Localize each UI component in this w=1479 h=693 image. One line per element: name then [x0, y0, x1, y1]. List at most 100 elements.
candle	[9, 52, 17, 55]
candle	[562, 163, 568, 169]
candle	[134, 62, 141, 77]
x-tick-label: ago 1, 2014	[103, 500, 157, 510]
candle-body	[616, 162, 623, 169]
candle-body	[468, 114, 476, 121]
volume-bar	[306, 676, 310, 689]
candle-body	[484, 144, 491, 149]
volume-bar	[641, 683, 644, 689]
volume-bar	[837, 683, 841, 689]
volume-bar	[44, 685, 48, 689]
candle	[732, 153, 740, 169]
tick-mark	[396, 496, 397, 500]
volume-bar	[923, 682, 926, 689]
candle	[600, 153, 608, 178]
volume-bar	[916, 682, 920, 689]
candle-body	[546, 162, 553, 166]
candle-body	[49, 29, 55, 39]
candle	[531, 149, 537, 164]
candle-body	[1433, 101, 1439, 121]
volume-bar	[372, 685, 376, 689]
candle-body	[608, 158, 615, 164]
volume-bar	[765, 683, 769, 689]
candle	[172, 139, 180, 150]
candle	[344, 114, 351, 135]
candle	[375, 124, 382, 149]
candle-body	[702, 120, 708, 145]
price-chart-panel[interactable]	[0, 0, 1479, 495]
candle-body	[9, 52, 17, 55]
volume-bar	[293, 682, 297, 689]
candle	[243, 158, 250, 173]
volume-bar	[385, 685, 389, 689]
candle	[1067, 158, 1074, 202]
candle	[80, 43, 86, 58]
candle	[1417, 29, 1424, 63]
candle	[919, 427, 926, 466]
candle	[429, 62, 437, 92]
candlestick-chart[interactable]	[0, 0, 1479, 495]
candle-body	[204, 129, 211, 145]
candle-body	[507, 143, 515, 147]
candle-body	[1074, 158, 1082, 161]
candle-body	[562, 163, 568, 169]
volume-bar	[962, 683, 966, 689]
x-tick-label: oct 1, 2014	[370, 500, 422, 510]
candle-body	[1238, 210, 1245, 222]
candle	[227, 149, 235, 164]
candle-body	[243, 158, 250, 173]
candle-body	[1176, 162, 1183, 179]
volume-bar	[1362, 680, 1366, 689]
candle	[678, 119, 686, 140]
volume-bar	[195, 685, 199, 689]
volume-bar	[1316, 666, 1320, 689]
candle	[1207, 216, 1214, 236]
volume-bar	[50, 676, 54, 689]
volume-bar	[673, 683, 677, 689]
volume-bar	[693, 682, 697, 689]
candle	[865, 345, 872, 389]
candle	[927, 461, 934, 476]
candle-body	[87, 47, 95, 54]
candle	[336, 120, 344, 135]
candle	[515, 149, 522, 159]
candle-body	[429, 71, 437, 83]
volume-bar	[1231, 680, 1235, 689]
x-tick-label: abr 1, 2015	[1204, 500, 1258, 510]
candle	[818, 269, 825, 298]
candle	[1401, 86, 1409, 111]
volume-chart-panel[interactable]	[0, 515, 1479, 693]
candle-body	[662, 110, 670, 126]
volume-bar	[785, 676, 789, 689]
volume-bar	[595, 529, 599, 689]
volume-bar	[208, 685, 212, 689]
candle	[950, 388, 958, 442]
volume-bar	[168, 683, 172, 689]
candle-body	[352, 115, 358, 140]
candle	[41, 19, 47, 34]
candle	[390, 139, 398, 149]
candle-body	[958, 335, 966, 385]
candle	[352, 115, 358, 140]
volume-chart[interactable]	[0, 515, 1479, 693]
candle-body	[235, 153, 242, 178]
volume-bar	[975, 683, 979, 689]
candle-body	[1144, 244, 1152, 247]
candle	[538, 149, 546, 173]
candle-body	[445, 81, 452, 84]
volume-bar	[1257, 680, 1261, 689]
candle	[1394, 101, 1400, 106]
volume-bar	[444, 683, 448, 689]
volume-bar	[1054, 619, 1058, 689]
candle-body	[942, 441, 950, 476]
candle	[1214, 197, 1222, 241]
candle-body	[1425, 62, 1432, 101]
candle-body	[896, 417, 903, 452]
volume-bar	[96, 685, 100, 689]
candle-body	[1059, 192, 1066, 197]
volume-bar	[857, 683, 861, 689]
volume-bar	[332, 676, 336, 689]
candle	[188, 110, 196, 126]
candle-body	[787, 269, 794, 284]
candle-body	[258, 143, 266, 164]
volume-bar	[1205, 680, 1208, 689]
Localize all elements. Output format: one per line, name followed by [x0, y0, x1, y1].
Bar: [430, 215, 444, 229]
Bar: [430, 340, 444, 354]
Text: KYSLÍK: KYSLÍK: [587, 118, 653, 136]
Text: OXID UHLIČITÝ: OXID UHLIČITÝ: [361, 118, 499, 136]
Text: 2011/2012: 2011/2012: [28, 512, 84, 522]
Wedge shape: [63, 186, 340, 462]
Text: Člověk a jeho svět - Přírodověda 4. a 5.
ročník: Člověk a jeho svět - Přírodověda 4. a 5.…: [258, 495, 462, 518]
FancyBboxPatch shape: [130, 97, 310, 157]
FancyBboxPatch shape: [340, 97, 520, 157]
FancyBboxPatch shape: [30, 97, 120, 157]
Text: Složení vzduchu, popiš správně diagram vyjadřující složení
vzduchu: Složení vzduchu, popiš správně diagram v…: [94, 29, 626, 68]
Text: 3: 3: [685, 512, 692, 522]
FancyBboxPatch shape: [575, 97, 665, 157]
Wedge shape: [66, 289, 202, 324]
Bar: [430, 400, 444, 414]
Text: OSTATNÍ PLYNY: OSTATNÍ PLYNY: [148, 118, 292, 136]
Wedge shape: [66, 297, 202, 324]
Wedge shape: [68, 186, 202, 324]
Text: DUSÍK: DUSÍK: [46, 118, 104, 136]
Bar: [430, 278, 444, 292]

════════

**Requirement:** Rewrite the items starting at the beginning and ending at the line that contains "162, 553, 166]", putting "volume-column" wherever "volume-bar" appears and leaving everything else the same.

**Complete response:**
Localize each UI component in this w=1479 h=693 image. One line per element: name then [x0, y0, x1, y1]. List at most 100 elements.
candle	[9, 52, 17, 55]
candle	[562, 163, 568, 169]
candle	[134, 62, 141, 77]
x-tick-label: ago 1, 2014	[103, 500, 157, 510]
candle-body	[616, 162, 623, 169]
candle-body	[468, 114, 476, 121]
volume-column	[306, 676, 310, 689]
candle-body	[484, 144, 491, 149]
volume-column	[641, 683, 644, 689]
volume-column	[837, 683, 841, 689]
volume-column	[44, 685, 48, 689]
candle	[732, 153, 740, 169]
tick-mark	[396, 496, 397, 500]
volume-column	[923, 682, 926, 689]
candle	[600, 153, 608, 178]
volume-column	[916, 682, 920, 689]
candle-body	[546, 162, 553, 166]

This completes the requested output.